[Stored dataset items]
■ ■ ■

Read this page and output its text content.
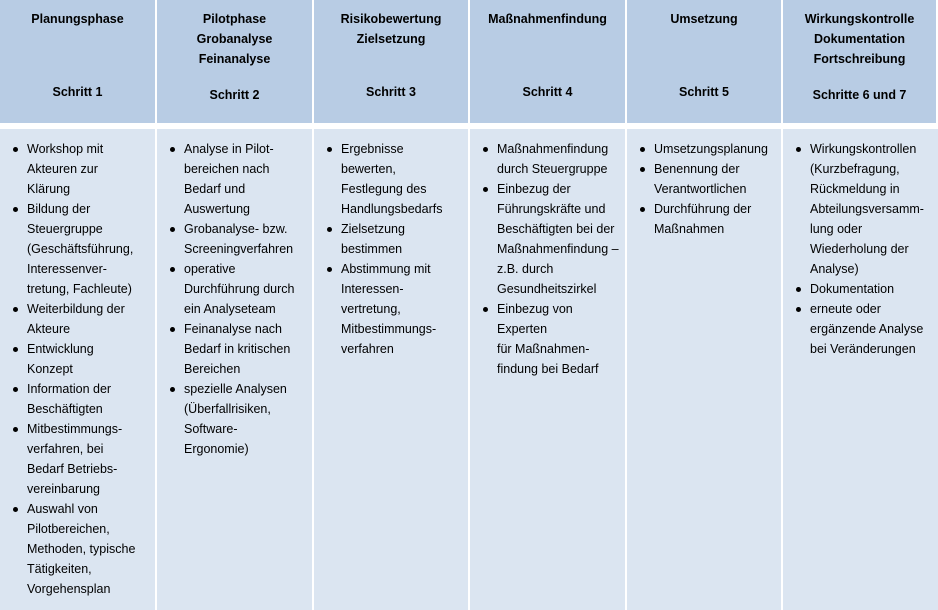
Planungsphase
Schritt 1
Pilotphase
Grobanalyse
Feinanalyse
Schritt 2
Risikobewertung
Zielsetzung
Schritt 3
Maßnahmenfindung
Schritt 4
Umsetzung
Schritt 5
Wirkungskontrolle
Dokumentation
Fortschreibung
Schritte 6 und 7
Workshop mit
Akteuren zur
Klärung
Bildung der
Steuergruppe
(Geschäftsführung,
Interessenver-
tretung, Fachleute)
Weiterbildung der
Akteure
Entwicklung
Konzept
Information der
Beschäftigten
Mitbestimmungs-
verfahren, bei
Bedarf Betriebs-
vereinbarung
Auswahl von
Pilotbereichen,
Methoden, typische
Tätigkeiten,
Vorgehensplan
Analyse in Pilot-
bereichen nach
Bedarf und
Auswertung
Grobanalyse- bzw.
Screeningverfahren
operative
Durchführung durch
ein Analyseteam
Feinanalyse nach
Bedarf in kritischen
Bereichen
spezielle Analysen
(Überfallrisiken,
Software-
Ergonomie)
Ergebnisse
bewerten,
Festlegung des
Handlungsbedarfs
Zielsetzung
bestimmen
Abstimmung mit
Interessen-
vertretung,
Mitbestimmungs-
verfahren
Maßnahmenfindung
durch Steuergruppe
Einbezug der
Führungskräfte und
Beschäftigten bei der
Maßnahmenfindung –
z.B. durch
Gesundheitszirkel
Einbezug von Experten
für Maßnahmen-
findung bei Bedarf
Umsetzungsplanung
Benennung der
Verantwortlichen
Durchführung der
Maßnahmen
Wirkungskontrollen
(Kurzbefragung,
Rückmeldung in
Abteilungsversamm-
lung oder
Wiederholung der
Analyse)
Dokumentation
erneute oder
ergänzende Analyse
bei Veränderungen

■ ■ ■

== Problem ==
Copy and report every line where the word "Einbezug" is present.

== The answer ==
Einbezug der
Einbezug von Experten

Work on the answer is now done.